#### [Task]
Output the material exactly, but drop every image it holds.
· · ·
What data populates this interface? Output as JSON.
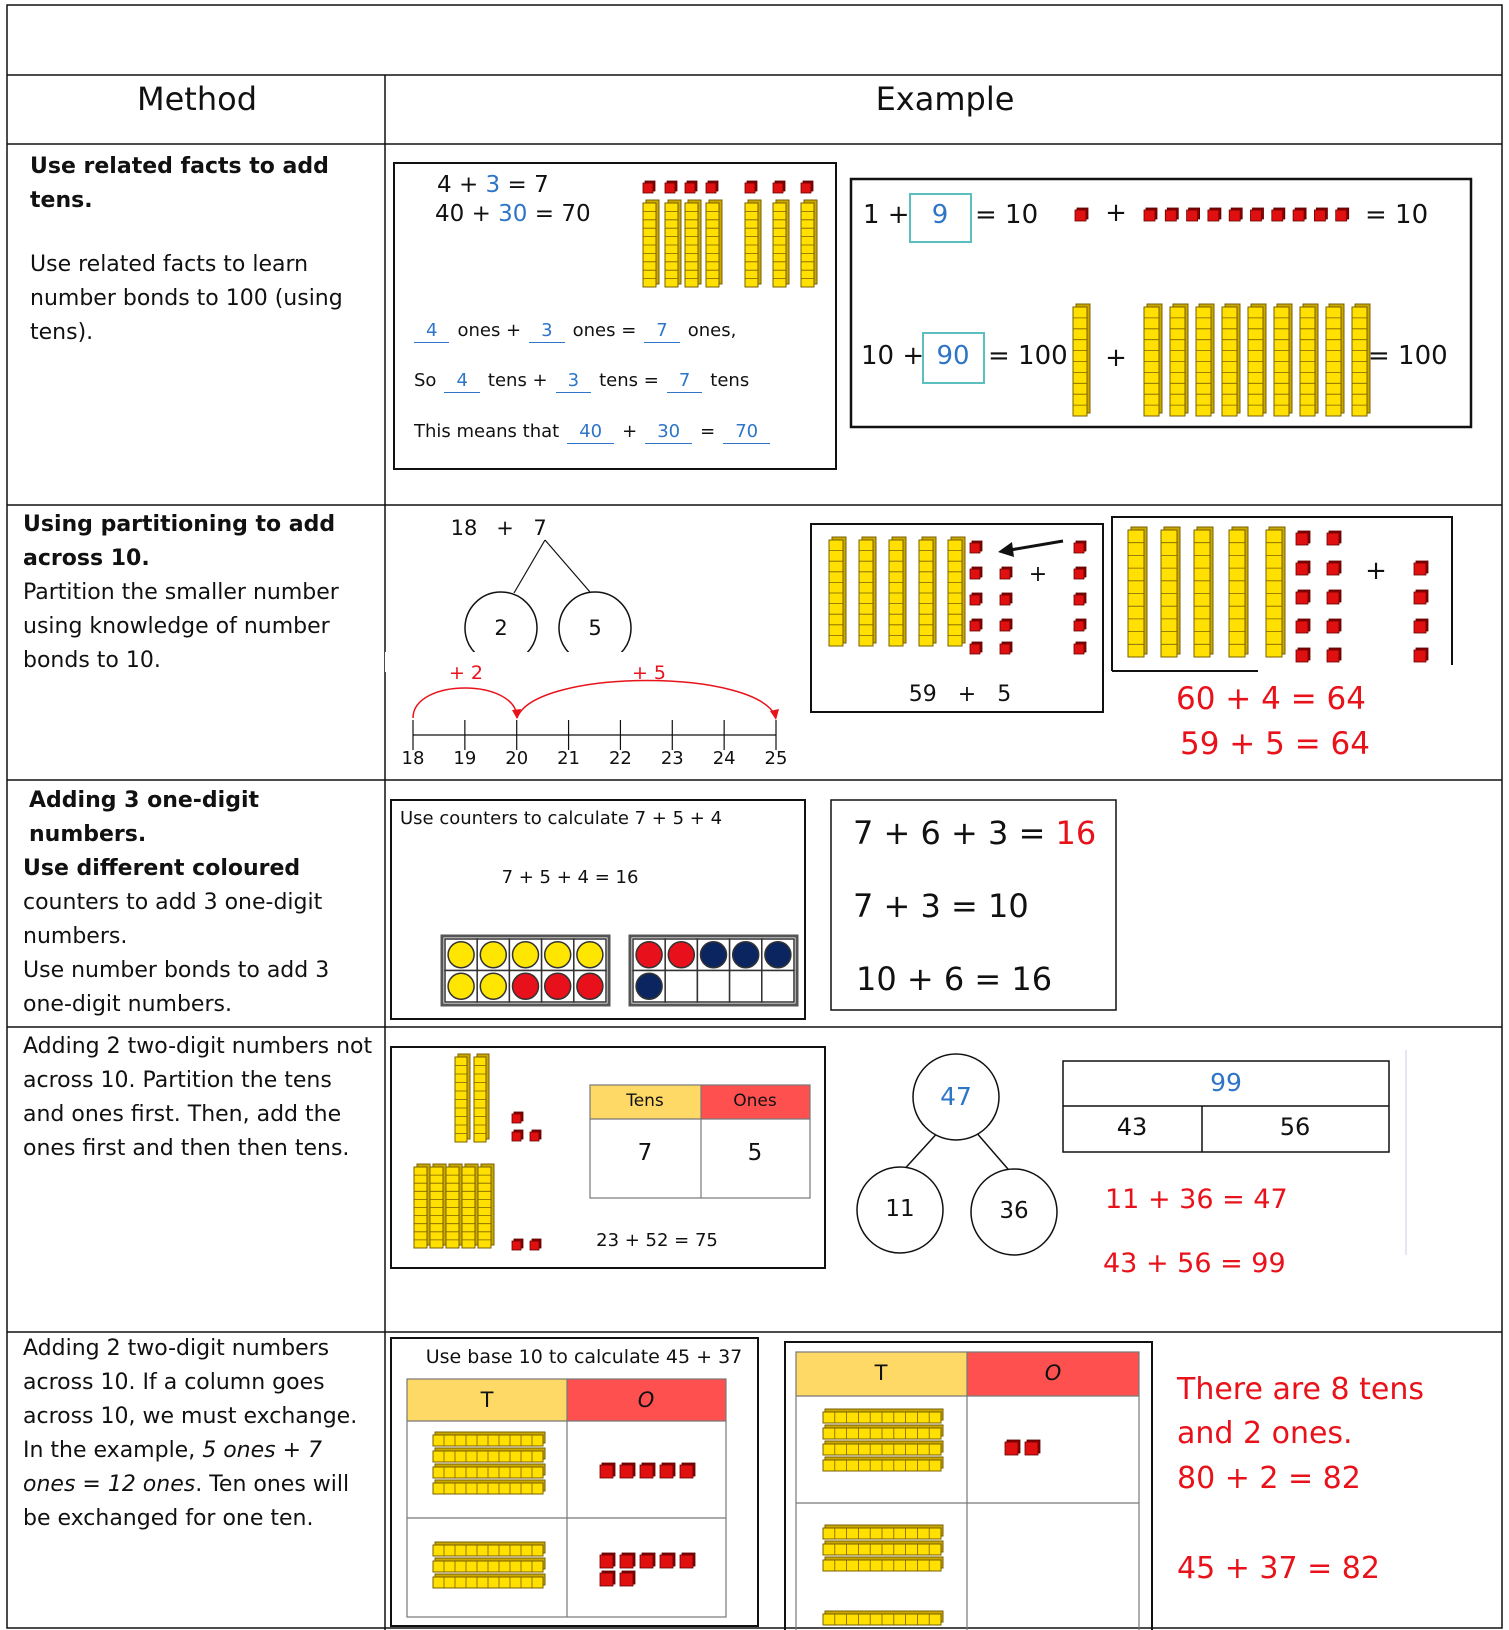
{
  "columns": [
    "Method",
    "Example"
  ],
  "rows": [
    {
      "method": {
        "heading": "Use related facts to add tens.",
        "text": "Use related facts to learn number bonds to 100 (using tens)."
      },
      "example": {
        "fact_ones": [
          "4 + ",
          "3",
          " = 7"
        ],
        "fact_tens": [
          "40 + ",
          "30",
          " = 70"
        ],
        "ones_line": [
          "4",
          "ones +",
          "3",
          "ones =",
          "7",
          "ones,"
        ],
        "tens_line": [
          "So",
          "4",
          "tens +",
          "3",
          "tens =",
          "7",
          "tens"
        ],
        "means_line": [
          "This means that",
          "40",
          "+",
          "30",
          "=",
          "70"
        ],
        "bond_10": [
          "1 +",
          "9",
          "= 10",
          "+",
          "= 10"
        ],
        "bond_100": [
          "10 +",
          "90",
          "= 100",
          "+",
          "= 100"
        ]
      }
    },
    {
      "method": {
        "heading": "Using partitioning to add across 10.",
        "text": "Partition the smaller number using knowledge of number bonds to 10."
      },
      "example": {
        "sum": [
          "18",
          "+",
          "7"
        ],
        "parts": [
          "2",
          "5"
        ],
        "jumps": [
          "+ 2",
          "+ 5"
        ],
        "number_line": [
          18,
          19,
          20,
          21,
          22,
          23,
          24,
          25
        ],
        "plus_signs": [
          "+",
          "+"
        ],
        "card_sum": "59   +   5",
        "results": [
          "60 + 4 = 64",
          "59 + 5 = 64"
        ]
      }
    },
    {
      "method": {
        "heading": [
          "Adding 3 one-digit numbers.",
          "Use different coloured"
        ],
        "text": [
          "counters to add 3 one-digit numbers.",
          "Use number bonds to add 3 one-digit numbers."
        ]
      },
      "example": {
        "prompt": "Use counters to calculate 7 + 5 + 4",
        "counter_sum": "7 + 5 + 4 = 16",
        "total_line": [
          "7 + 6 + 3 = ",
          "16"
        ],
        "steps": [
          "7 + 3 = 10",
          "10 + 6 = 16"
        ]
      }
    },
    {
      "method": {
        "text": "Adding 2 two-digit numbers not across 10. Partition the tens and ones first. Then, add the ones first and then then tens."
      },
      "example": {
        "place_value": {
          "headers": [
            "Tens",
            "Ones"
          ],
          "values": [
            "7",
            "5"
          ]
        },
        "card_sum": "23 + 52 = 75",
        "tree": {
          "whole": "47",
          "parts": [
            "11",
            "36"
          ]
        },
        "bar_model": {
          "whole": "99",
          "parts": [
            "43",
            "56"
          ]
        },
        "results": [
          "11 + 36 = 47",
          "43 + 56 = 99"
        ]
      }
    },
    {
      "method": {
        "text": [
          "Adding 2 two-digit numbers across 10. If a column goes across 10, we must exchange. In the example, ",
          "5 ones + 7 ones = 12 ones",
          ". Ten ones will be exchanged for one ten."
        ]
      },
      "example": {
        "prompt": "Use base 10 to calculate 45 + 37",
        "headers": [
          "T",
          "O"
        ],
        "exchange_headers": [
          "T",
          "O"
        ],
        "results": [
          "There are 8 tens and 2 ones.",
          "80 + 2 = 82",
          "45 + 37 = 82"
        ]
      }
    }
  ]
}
· · ·
#### [Result]
What data populates this interface? Output as JSON.
{
  "columns": [
    "Method",
    "Example"
  ],
  "rows": [
    {
      "method": {
        "heading": "Use related facts to add tens.",
        "text": "Use related facts to learn number bonds to 100 (using tens)."
      },
      "example": {
        "fact_ones": [
          "4 + ",
          "3",
          " = 7"
        ],
        "fact_tens": [
          "40 + ",
          "30",
          " = 70"
        ],
        "ones_line": [
          "4",
          "ones +",
          "3",
          "ones =",
          "7",
          "ones,"
        ],
        "tens_line": [
          "So",
          "4",
          "tens +",
          "3",
          "tens =",
          "7",
          "tens"
        ],
        "means_line": [
          "This means that",
          "40",
          "+",
          "30",
          "=",
          "70"
        ],
        "bond_10": [
          "1 +",
          "9",
          "= 10",
          "+",
          "= 10"
        ],
        "bond_100": [
          "10 +",
          "90",
          "= 100",
          "+",
          "= 100"
        ]
      }
    },
    {
      "method": {
        "heading": "Using partitioning to add across 10.",
        "text": "Partition the smaller number using knowledge of number bonds to 10."
      },
      "example": {
        "sum": [
          "18",
          "+",
          "7"
        ],
        "parts": [
          "2",
          "5"
        ],
        "jumps": [
          "+ 2",
          "+ 5"
        ],
        "number_line": [
          18,
          19,
          20,
          21,
          22,
          23,
          24,
          25
        ],
        "plus_signs": [
          "+",
          "+"
        ],
        "card_sum": "59   +   5",
        "results": [
          "60 + 4 = 64",
          "59 + 5 = 64"
        ]
      }
    },
    {
      "method": {
        "heading": [
          "Adding 3 one-digit numbers.",
          "Use different coloured"
        ],
        "text": [
          "counters to add 3 one-digit numbers.",
          "Use number bonds to add 3 one-digit numbers."
        ]
      },
      "example": {
        "prompt": "Use counters to calculate 7 + 5 + 4",
        "counter_sum": "7 + 5 + 4 = 16",
        "total_line": [
          "7 + 6 + 3 = ",
          "16"
        ],
        "steps": [
          "7 + 3 = 10",
          "10 + 6 = 16"
        ]
      }
    },
    {
      "method": {
        "text": "Adding 2 two-digit numbers not across 10. Partition the tens and ones first. Then, add the ones first and then then tens."
      },
      "example": {
        "place_value": {
          "headers": [
            "Tens",
            "Ones"
          ],
          "values": [
            "7",
            "5"
          ]
        },
        "card_sum": "23 + 52 = 75",
        "tree": {
          "whole": "47",
          "parts": [
            "11",
            "36"
          ]
        },
        "bar_model": {
          "whole": "99",
          "parts": [
            "43",
            "56"
          ]
        },
        "results": [
          "11 + 36 = 47",
          "43 + 56 = 99"
        ]
      }
    },
    {
      "method": {
        "text": [
          "Adding 2 two-digit numbers across 10. If a column goes across 10, we must exchange. In the example, ",
          "5 ones + 7 ones = 12 ones",
          ". Ten ones will be exchanged for one ten."
        ]
      },
      "example": {
        "prompt": "Use base 10 to calculate 45 + 37",
        "headers": [
          "T",
          "O"
        ],
        "exchange_headers": [
          "T",
          "O"
        ],
        "results": [
          "There are 8 tens and 2 ones.",
          "80 + 2 = 82",
          "45 + 37 = 82"
        ]
      }
    }
  ]
}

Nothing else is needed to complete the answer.